**WHAT TO PRODUCE**
Your task is to transcribe all of the data below exactly, omitting the images.

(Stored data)
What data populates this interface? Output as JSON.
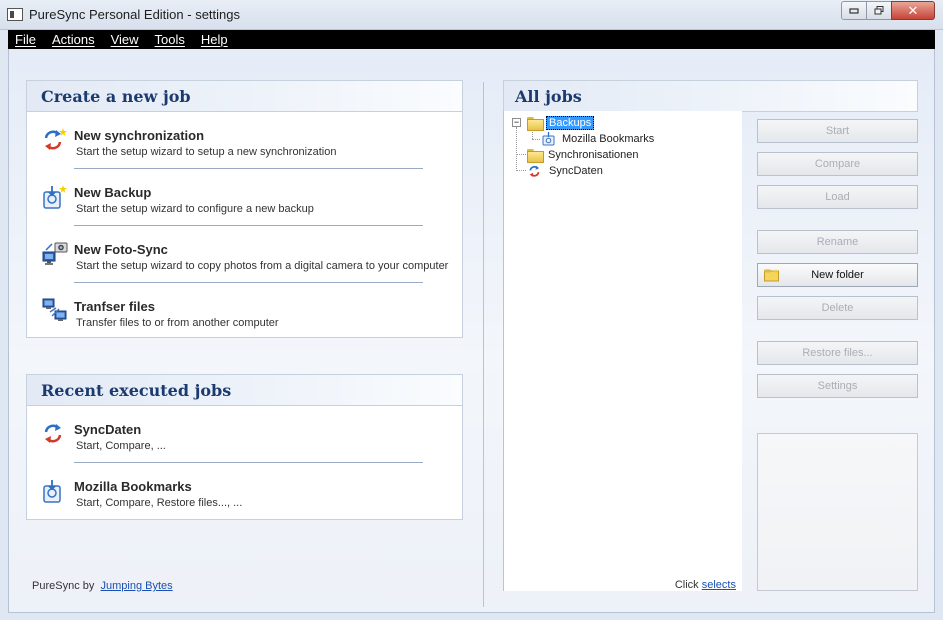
{
  "window": {
    "title": "PureSync Personal Edition  -  settings",
    "controls": {
      "minimize": "▭",
      "maximize": "◻",
      "close": "✕"
    }
  },
  "menu": [
    "File",
    "Actions",
    "View",
    "Tools",
    "Help"
  ],
  "create_panel": {
    "title": "Create a new job",
    "tasks": [
      {
        "title": "New synchronization",
        "subtitle": "Start the setup wizard to setup a new synchronization",
        "icon": "sync-new-icon"
      },
      {
        "title": "New Backup",
        "subtitle": "Start the setup wizard to configure a new backup",
        "icon": "backup-new-icon"
      },
      {
        "title": "New Foto-Sync",
        "subtitle": "Start the setup wizard to copy photos from a digital camera to your computer",
        "icon": "camera-icon"
      },
      {
        "title": "Tranfser files",
        "subtitle": "Transfer files to or from another computer",
        "icon": "computers-icon"
      }
    ]
  },
  "recent_panel": {
    "title": "Recent executed jobs",
    "jobs": [
      {
        "title": "SyncDaten",
        "subtitle": "Start, Compare, ...",
        "icon": "sync-icon"
      },
      {
        "title": "Mozilla Bookmarks",
        "subtitle": "Start, Compare, Restore files..., ...",
        "icon": "backup-icon"
      }
    ]
  },
  "footer": {
    "prefix": "PureSync by",
    "link": "Jumping Bytes"
  },
  "all_jobs": {
    "title": "All jobs",
    "tree": {
      "backups": "Backups",
      "mozilla": "Mozilla Bookmarks",
      "synchronisationen": "Synchronisationen",
      "syncdaten": "SyncDaten"
    },
    "hint_prefix": "Click",
    "hint_link": "selects"
  },
  "buttons": {
    "start": "Start",
    "compare": "Compare",
    "load": "Load",
    "rename": "Rename",
    "new_folder": "New folder",
    "delete": "Delete",
    "restore": "Restore files...",
    "settings": "Settings"
  },
  "colors": {
    "header_text": "#1b3a6e",
    "selection": "#3399ff",
    "link": "#1a4fb3",
    "menubar": "#000000"
  }
}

**RESULT OF THIS TASK**
What data populates this interface? Output as JSON.
{
  "window": {
    "title": "PureSync Personal Edition  -  settings",
    "controls": {
      "minimize": "▭",
      "maximize": "◻",
      "close": "✕"
    }
  },
  "menu": [
    "File",
    "Actions",
    "View",
    "Tools",
    "Help"
  ],
  "create_panel": {
    "title": "Create a new job",
    "tasks": [
      {
        "title": "New synchronization",
        "subtitle": "Start the setup wizard to setup a new synchronization",
        "icon": "sync-new-icon"
      },
      {
        "title": "New Backup",
        "subtitle": "Start the setup wizard to configure a new backup",
        "icon": "backup-new-icon"
      },
      {
        "title": "New Foto-Sync",
        "subtitle": "Start the setup wizard to copy photos from a digital camera to your computer",
        "icon": "camera-icon"
      },
      {
        "title": "Tranfser files",
        "subtitle": "Transfer files to or from another computer",
        "icon": "computers-icon"
      }
    ]
  },
  "recent_panel": {
    "title": "Recent executed jobs",
    "jobs": [
      {
        "title": "SyncDaten",
        "subtitle": "Start, Compare, ...",
        "icon": "sync-icon"
      },
      {
        "title": "Mozilla Bookmarks",
        "subtitle": "Start, Compare, Restore files..., ...",
        "icon": "backup-icon"
      }
    ]
  },
  "footer": {
    "prefix": "PureSync by",
    "link": "Jumping Bytes"
  },
  "all_jobs": {
    "title": "All jobs",
    "tree": {
      "backups": "Backups",
      "mozilla": "Mozilla Bookmarks",
      "synchronisationen": "Synchronisationen",
      "syncdaten": "SyncDaten"
    },
    "hint_prefix": "Click",
    "hint_link": "selects"
  },
  "buttons": {
    "start": "Start",
    "compare": "Compare",
    "load": "Load",
    "rename": "Rename",
    "new_folder": "New folder",
    "delete": "Delete",
    "restore": "Restore files...",
    "settings": "Settings"
  },
  "colors": {
    "header_text": "#1b3a6e",
    "selection": "#3399ff",
    "link": "#1a4fb3",
    "menubar": "#000000"
  }
}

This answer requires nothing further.